> **Set exercise**
Go over the entries below line by line, copying each one that contains the word "upper".

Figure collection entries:
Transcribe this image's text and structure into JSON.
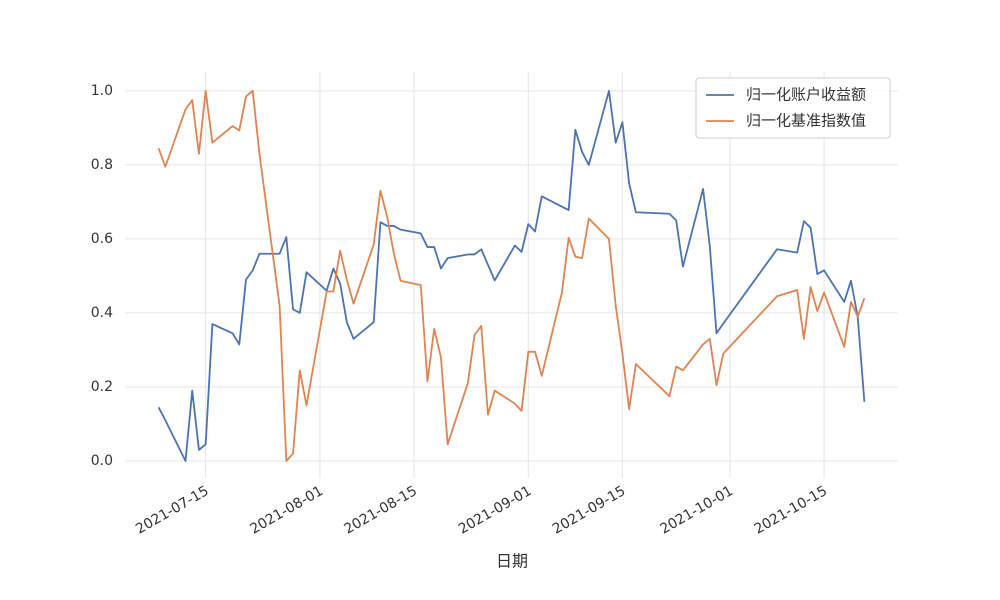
{
  "chart_data": {
    "type": "line",
    "xlabel": "日期",
    "x": [
      "2021-07-08",
      "2021-07-09",
      "2021-07-12",
      "2021-07-13",
      "2021-07-14",
      "2021-07-15",
      "2021-07-16",
      "2021-07-19",
      "2021-07-20",
      "2021-07-21",
      "2021-07-22",
      "2021-07-23",
      "2021-07-26",
      "2021-07-27",
      "2021-07-28",
      "2021-07-29",
      "2021-07-30",
      "2021-08-02",
      "2021-08-03",
      "2021-08-04",
      "2021-08-05",
      "2021-08-06",
      "2021-08-09",
      "2021-08-10",
      "2021-08-11",
      "2021-08-12",
      "2021-08-13",
      "2021-08-16",
      "2021-08-17",
      "2021-08-18",
      "2021-08-19",
      "2021-08-20",
      "2021-08-23",
      "2021-08-24",
      "2021-08-25",
      "2021-08-26",
      "2021-08-27",
      "2021-08-30",
      "2021-08-31",
      "2021-09-01",
      "2021-09-02",
      "2021-09-03",
      "2021-09-06",
      "2021-09-07",
      "2021-09-08",
      "2021-09-09",
      "2021-09-10",
      "2021-09-13",
      "2021-09-14",
      "2021-09-15",
      "2021-09-16",
      "2021-09-17",
      "2021-09-22",
      "2021-09-23",
      "2021-09-24",
      "2021-09-27",
      "2021-09-28",
      "2021-09-29",
      "2021-09-30",
      "2021-10-08",
      "2021-10-11",
      "2021-10-12",
      "2021-10-13",
      "2021-10-14",
      "2021-10-15",
      "2021-10-18",
      "2021-10-19",
      "2021-10-20",
      "2021-10-21"
    ],
    "series": [
      {
        "name": "归一化账户收益额",
        "color": "#4c72b0",
        "values": [
          0.145,
          0.11,
          0.0,
          0.19,
          0.03,
          0.045,
          0.37,
          0.345,
          0.315,
          0.49,
          0.515,
          0.56,
          0.56,
          0.605,
          0.41,
          0.4,
          0.51,
          0.46,
          0.52,
          0.48,
          0.375,
          0.33,
          0.375,
          0.645,
          0.635,
          0.635,
          0.625,
          0.615,
          0.578,
          0.578,
          0.52,
          0.548,
          0.558,
          0.558,
          0.572,
          0.53,
          0.488,
          0.582,
          0.565,
          0.64,
          0.62,
          0.715,
          0.687,
          0.678,
          0.895,
          0.835,
          0.8,
          1.0,
          0.86,
          0.915,
          0.75,
          0.672,
          0.668,
          0.65,
          0.525,
          0.735,
          0.58,
          0.345,
          0.371,
          0.572,
          0.563,
          0.648,
          0.63,
          0.505,
          0.515,
          0.43,
          0.487,
          0.39,
          0.16
        ]
      },
      {
        "name": "归一化基准指数值",
        "color": "#dd8452",
        "values": [
          0.845,
          0.795,
          0.95,
          0.975,
          0.83,
          1.0,
          0.86,
          0.905,
          0.893,
          0.985,
          1.0,
          0.83,
          0.42,
          0.0,
          0.02,
          0.245,
          0.15,
          0.458,
          0.458,
          0.568,
          0.49,
          0.425,
          0.585,
          0.73,
          0.66,
          0.56,
          0.487,
          0.475,
          0.215,
          0.357,
          0.28,
          0.045,
          0.21,
          0.34,
          0.365,
          0.125,
          0.19,
          0.155,
          0.135,
          0.295,
          0.295,
          0.23,
          0.455,
          0.603,
          0.552,
          0.548,
          0.655,
          0.6,
          0.42,
          0.29,
          0.14,
          0.262,
          0.175,
          0.255,
          0.245,
          0.315,
          0.33,
          0.205,
          0.29,
          0.445,
          0.462,
          0.33,
          0.47,
          0.405,
          0.455,
          0.308,
          0.43,
          0.39,
          0.44
        ]
      }
    ],
    "xlim": [
      "2021-07-03",
      "2021-10-26"
    ],
    "xticks": [
      "2021-07-15",
      "2021-08-01",
      "2021-08-15",
      "2021-09-01",
      "2021-09-15",
      "2021-10-01",
      "2021-10-15"
    ],
    "ylim": [
      -0.046,
      1.051
    ],
    "yticks": [
      {
        "value": 0,
        "label": "0.0"
      },
      {
        "value": 0.2,
        "label": "0.2"
      },
      {
        "value": 0.4,
        "label": "0.4"
      },
      {
        "value": 0.6,
        "label": "0.6"
      },
      {
        "value": 0.8,
        "label": "0.8"
      },
      {
        "value": 1.0,
        "label": "1.0"
      }
    ],
    "grid": true,
    "legend": "upper right"
  }
}
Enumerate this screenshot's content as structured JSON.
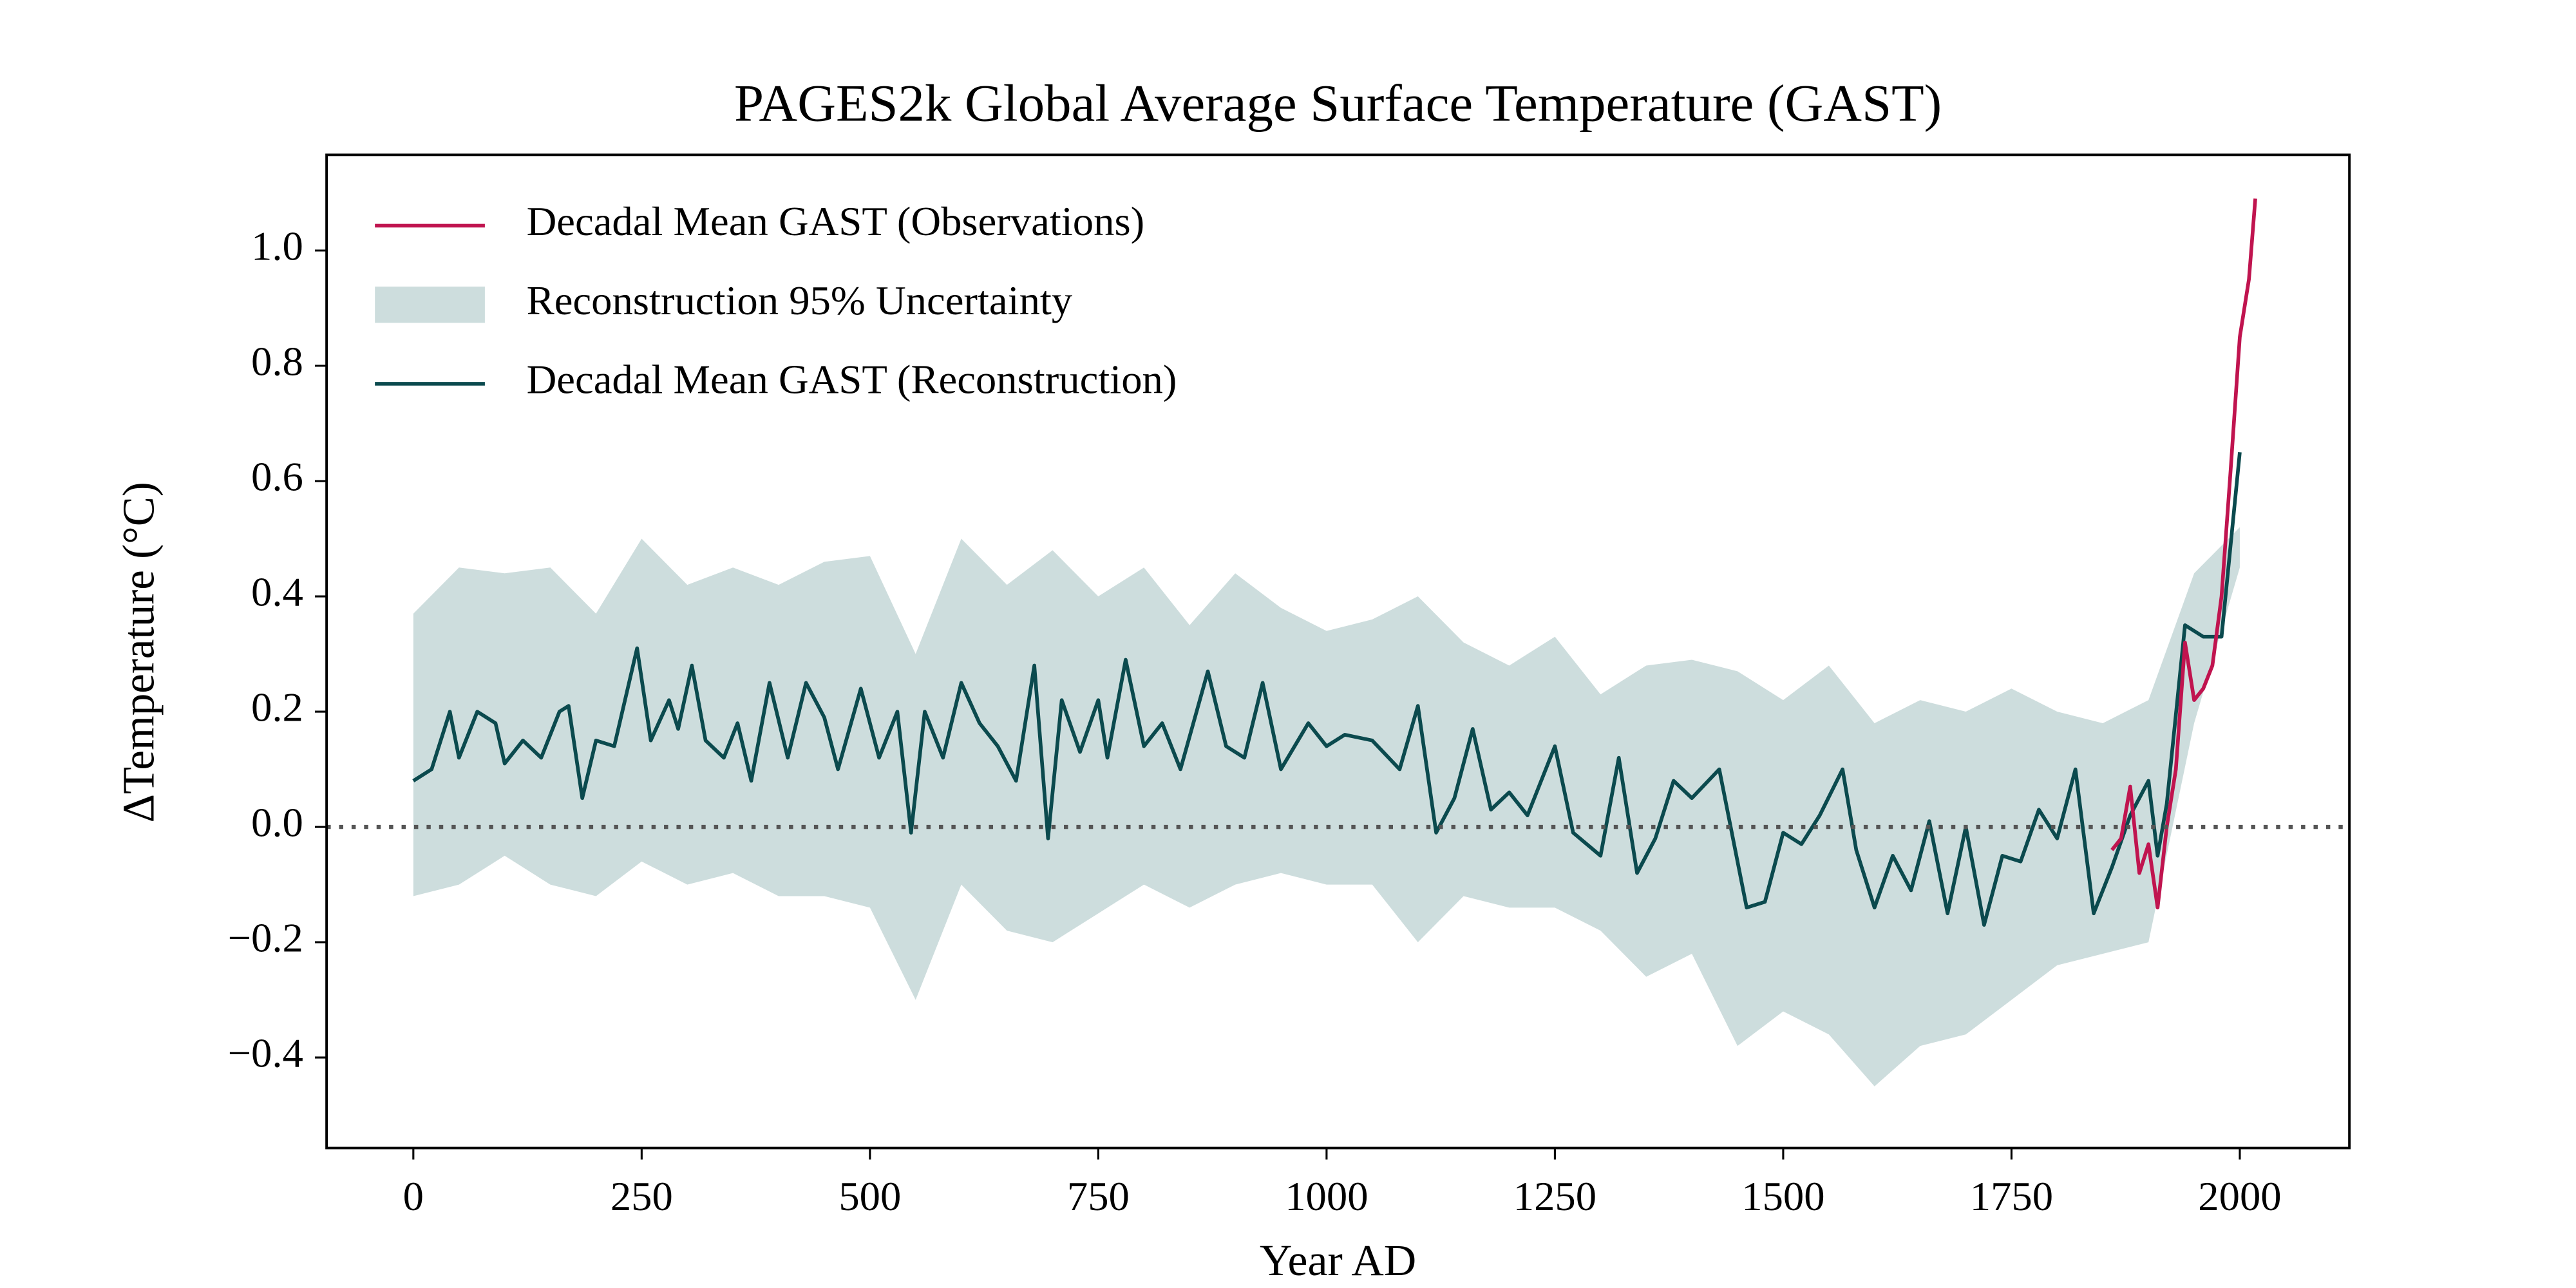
{
  "chart_data": {
    "type": "line",
    "title": "PAGES2k Global Average Surface Temperature (GAST)",
    "xlabel": "Year AD",
    "ylabel": "ΔTemperature (°C)",
    "xlim": [
      -95,
      2120
    ],
    "ylim": [
      -0.557,
      1.166
    ],
    "xticks": [
      0,
      250,
      500,
      750,
      1000,
      1250,
      1500,
      1750,
      2000
    ],
    "yticks": [
      {
        "value": -0.4,
        "label": "−0.4"
      },
      {
        "value": -0.2,
        "label": "−0.2"
      },
      {
        "value": 0,
        "label": "0.0"
      },
      0.2,
      0.4,
      0.6,
      0.8,
      {
        "value": 1,
        "label": "1.0"
      }
    ],
    "reference_line": 0,
    "legend": "upper left",
    "series": [
      {
        "name": "Decadal Mean GAST (Observations)",
        "kind": "line",
        "color": "#c0144f",
        "x": [
          1860,
          1870,
          1880,
          1890,
          1900,
          1910,
          1920,
          1930,
          1940,
          1950,
          1960,
          1970,
          1980,
          1990,
          2000,
          2010,
          2017
        ],
        "values": [
          -0.04,
          -0.02,
          0.07,
          -0.08,
          -0.03,
          -0.14,
          0.0,
          0.1,
          0.32,
          0.22,
          0.24,
          0.28,
          0.4,
          0.62,
          0.85,
          0.95,
          1.09
        ]
      },
      {
        "name": "Reconstruction 95% Uncertainty",
        "kind": "band",
        "color": "#cddddd",
        "x": [
          0,
          50,
          100,
          150,
          200,
          250,
          300,
          350,
          400,
          450,
          500,
          550,
          600,
          650,
          700,
          750,
          800,
          850,
          900,
          950,
          1000,
          1050,
          1100,
          1150,
          1200,
          1250,
          1300,
          1350,
          1400,
          1450,
          1500,
          1550,
          1600,
          1650,
          1700,
          1750,
          1800,
          1850,
          1900,
          1950,
          2000
        ],
        "upper": [
          0.37,
          0.45,
          0.44,
          0.45,
          0.37,
          0.5,
          0.42,
          0.45,
          0.42,
          0.46,
          0.47,
          0.3,
          0.5,
          0.42,
          0.48,
          0.4,
          0.45,
          0.35,
          0.44,
          0.38,
          0.34,
          0.36,
          0.4,
          0.32,
          0.28,
          0.33,
          0.23,
          0.28,
          0.29,
          0.27,
          0.22,
          0.28,
          0.18,
          0.22,
          0.2,
          0.24,
          0.2,
          0.18,
          0.22,
          0.44,
          0.52
        ],
        "lower": [
          -0.12,
          -0.1,
          -0.05,
          -0.1,
          -0.12,
          -0.06,
          -0.1,
          -0.08,
          -0.12,
          -0.12,
          -0.14,
          -0.3,
          -0.1,
          -0.18,
          -0.2,
          -0.15,
          -0.1,
          -0.14,
          -0.1,
          -0.08,
          -0.1,
          -0.1,
          -0.2,
          -0.12,
          -0.14,
          -0.14,
          -0.18,
          -0.26,
          -0.22,
          -0.38,
          -0.32,
          -0.36,
          -0.45,
          -0.38,
          -0.36,
          -0.3,
          -0.24,
          -0.22,
          -0.2,
          0.18,
          0.45
        ]
      },
      {
        "name": "Decadal Mean GAST (Reconstruction)",
        "kind": "line",
        "color": "#0b4a4e",
        "x": [
          0,
          20,
          40,
          50,
          70,
          90,
          100,
          120,
          140,
          160,
          170,
          185,
          200,
          220,
          245,
          260,
          280,
          290,
          305,
          320,
          340,
          355,
          370,
          390,
          410,
          430,
          450,
          465,
          490,
          510,
          530,
          545,
          560,
          580,
          600,
          620,
          640,
          660,
          680,
          695,
          710,
          730,
          750,
          760,
          780,
          800,
          820,
          840,
          870,
          890,
          910,
          930,
          950,
          980,
          1000,
          1020,
          1050,
          1080,
          1100,
          1120,
          1140,
          1160,
          1180,
          1200,
          1220,
          1250,
          1270,
          1300,
          1320,
          1340,
          1360,
          1380,
          1400,
          1430,
          1460,
          1480,
          1500,
          1520,
          1540,
          1565,
          1580,
          1600,
          1620,
          1640,
          1660,
          1680,
          1700,
          1720,
          1740,
          1760,
          1780,
          1800,
          1820,
          1840,
          1860,
          1880,
          1900,
          1910,
          1920,
          1940,
          1960,
          1980,
          2000
        ],
        "values": [
          0.08,
          0.1,
          0.2,
          0.12,
          0.2,
          0.18,
          0.11,
          0.15,
          0.12,
          0.2,
          0.21,
          0.05,
          0.15,
          0.14,
          0.31,
          0.15,
          0.22,
          0.17,
          0.28,
          0.15,
          0.12,
          0.18,
          0.08,
          0.25,
          0.12,
          0.25,
          0.19,
          0.1,
          0.24,
          0.12,
          0.2,
          -0.01,
          0.2,
          0.12,
          0.25,
          0.18,
          0.14,
          0.08,
          0.28,
          -0.02,
          0.22,
          0.13,
          0.22,
          0.12,
          0.29,
          0.14,
          0.18,
          0.1,
          0.27,
          0.14,
          0.12,
          0.25,
          0.1,
          0.18,
          0.14,
          0.16,
          0.15,
          0.1,
          0.21,
          -0.01,
          0.05,
          0.17,
          0.03,
          0.06,
          0.02,
          0.14,
          -0.01,
          -0.05,
          0.12,
          -0.08,
          -0.02,
          0.08,
          0.05,
          0.1,
          -0.14,
          -0.13,
          -0.01,
          -0.03,
          0.02,
          0.1,
          -0.04,
          -0.14,
          -0.05,
          -0.11,
          0.01,
          -0.15,
          0.0,
          -0.17,
          -0.05,
          -0.06,
          0.03,
          -0.02,
          0.1,
          -0.15,
          -0.07,
          0.02,
          0.08,
          -0.05,
          0.04,
          0.35,
          0.33,
          0.33,
          0.65
        ]
      }
    ]
  }
}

> **Written solution**
    "legend": "upper right"
    "legend": "upper left",
        "upper": [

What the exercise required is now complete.